**Exercices à faire**.
• a. Dans le texte sur l'empreinte écologique, recopiez le passage allant de "Pour comprendre cette" à "jour après jour." inclus, en remplaçant "individus" par "habitants".
• b. D'après le texte sur l'empreinte écologique, quelle est la surface totale de la Terre ?

**Texte proposé**.

L’empreinte écologique est un indicateur de l’impact de notre consommation sur les ressources naturelles de la planète.
Pour comprendre cette indication, il suffit de partir de quelques constats.
- La Terre couvre une surface totale de 51 milliards d’hectares.
- Seuls 13,6 milliards d’hectares sont biologiquement productifs : les champs cultivables, les forêts qui absorbent le CO2, les océans qui fournissent du poisson, etc. mais pas les déserts, par exemple, où rien n’est cultivable.
- Ces 13,6 milliards d’hectares sont donc à partager entre 6,8 milliards d’individus. Et cette population augmente jour après jour.
L’empreinte écologique représente donc une estimation de la surface nécessaire à une personne ou un groupe de personnes pour produire ce qu’ils consomment et absorber ce qu’ils rejettent. Elle s’exprime en unité de surface : l’hectare (10.000 m²).

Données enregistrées
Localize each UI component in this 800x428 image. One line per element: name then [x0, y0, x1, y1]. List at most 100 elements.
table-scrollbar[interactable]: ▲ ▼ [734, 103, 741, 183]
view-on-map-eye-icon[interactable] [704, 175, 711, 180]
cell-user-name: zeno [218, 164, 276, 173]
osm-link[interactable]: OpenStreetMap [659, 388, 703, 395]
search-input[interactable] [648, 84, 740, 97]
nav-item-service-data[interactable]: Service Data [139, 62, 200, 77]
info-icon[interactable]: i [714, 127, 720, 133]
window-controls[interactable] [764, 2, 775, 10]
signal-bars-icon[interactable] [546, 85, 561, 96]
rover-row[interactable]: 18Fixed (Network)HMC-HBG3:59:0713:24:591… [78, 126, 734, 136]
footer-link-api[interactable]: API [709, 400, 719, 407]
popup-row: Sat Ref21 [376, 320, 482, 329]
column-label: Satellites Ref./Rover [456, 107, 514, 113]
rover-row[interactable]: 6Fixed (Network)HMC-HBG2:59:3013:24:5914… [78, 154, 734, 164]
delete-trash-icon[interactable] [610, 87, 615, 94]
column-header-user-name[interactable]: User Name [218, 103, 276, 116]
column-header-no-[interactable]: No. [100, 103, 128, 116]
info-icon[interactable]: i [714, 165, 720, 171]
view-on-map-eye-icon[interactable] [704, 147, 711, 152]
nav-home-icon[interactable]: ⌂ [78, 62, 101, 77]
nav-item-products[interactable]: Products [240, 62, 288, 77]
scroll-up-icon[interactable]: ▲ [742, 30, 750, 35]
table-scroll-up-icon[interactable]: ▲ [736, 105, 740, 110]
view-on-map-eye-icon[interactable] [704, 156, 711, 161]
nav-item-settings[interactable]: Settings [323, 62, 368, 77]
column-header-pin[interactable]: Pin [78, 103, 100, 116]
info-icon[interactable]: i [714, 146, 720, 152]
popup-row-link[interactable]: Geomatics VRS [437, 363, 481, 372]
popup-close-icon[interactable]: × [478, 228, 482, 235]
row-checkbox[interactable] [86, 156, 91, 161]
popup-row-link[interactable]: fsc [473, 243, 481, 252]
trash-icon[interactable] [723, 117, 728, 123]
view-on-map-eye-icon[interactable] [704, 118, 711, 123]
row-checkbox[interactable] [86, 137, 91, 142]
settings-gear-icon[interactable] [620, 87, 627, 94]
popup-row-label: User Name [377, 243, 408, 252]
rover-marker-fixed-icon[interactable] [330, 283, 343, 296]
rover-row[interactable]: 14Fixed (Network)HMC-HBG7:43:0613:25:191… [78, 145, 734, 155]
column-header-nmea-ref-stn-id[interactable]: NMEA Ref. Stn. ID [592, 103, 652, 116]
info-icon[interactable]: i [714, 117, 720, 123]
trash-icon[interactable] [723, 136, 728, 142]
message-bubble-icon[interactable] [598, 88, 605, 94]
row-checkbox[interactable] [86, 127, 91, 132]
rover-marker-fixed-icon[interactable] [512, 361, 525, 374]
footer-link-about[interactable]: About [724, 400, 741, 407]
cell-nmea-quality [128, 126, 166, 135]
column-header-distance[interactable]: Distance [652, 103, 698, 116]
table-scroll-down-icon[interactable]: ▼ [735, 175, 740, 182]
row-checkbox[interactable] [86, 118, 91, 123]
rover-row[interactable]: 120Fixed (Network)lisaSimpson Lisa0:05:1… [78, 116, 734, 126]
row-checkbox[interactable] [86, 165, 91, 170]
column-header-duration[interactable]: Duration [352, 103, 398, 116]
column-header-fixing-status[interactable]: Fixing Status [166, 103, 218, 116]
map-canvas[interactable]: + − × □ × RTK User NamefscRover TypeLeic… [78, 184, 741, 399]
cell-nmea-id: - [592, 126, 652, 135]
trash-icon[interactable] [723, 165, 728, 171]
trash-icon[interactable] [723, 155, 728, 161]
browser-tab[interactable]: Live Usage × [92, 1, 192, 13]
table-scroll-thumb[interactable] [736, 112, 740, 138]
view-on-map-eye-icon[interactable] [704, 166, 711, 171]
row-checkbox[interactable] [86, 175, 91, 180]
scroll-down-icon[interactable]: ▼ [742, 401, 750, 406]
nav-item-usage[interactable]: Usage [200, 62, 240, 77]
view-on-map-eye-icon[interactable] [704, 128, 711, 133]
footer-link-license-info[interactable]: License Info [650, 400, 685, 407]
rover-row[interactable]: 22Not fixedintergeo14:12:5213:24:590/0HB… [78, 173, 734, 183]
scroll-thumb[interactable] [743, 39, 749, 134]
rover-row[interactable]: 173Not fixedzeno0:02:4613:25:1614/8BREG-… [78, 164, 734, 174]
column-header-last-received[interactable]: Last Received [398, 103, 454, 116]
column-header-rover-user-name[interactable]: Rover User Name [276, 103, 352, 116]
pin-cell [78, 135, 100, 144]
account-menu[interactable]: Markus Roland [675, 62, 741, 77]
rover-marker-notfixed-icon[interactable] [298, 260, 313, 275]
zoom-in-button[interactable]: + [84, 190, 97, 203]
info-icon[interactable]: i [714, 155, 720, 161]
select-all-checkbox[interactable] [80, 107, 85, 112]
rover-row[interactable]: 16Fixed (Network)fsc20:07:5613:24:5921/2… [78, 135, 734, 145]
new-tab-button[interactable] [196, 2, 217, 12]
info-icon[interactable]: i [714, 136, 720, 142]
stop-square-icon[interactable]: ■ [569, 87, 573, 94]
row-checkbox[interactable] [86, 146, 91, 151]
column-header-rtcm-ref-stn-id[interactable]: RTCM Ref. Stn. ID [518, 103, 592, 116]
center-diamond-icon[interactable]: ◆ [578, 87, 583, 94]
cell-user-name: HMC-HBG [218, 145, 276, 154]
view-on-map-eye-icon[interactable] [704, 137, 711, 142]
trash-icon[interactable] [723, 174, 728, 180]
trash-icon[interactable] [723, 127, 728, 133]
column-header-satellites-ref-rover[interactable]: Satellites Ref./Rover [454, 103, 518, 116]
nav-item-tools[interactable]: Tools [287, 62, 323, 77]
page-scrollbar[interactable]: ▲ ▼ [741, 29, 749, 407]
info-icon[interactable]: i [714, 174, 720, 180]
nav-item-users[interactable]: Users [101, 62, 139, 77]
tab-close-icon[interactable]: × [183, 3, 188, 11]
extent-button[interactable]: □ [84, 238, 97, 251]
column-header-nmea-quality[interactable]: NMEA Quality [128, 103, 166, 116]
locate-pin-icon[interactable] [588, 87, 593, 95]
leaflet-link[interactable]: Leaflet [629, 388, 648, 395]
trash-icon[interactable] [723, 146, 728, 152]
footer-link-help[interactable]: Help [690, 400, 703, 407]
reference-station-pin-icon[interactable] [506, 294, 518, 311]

**Corrigé**.
• a.
Pour comprendre cette indication, il suffit de partir de quelques constats.
- La Terre couvre une surface totale de 51 milliards d’hectares.
- Seuls 13,6 milliards d’hectares sont biologiquement productifs : les champs cultivables, les forêts qui absorbent le CO2, les océans qui fournissent du poisson, etc. mais pas les déserts, par exemple, où rien n’est cultivable.
- Ces 13,6 milliards d’hectares sont donc à partager entre 6,8 milliards d’habitants. Et cette population augmente jour après jour.

• b. 51 milliards d'hectares.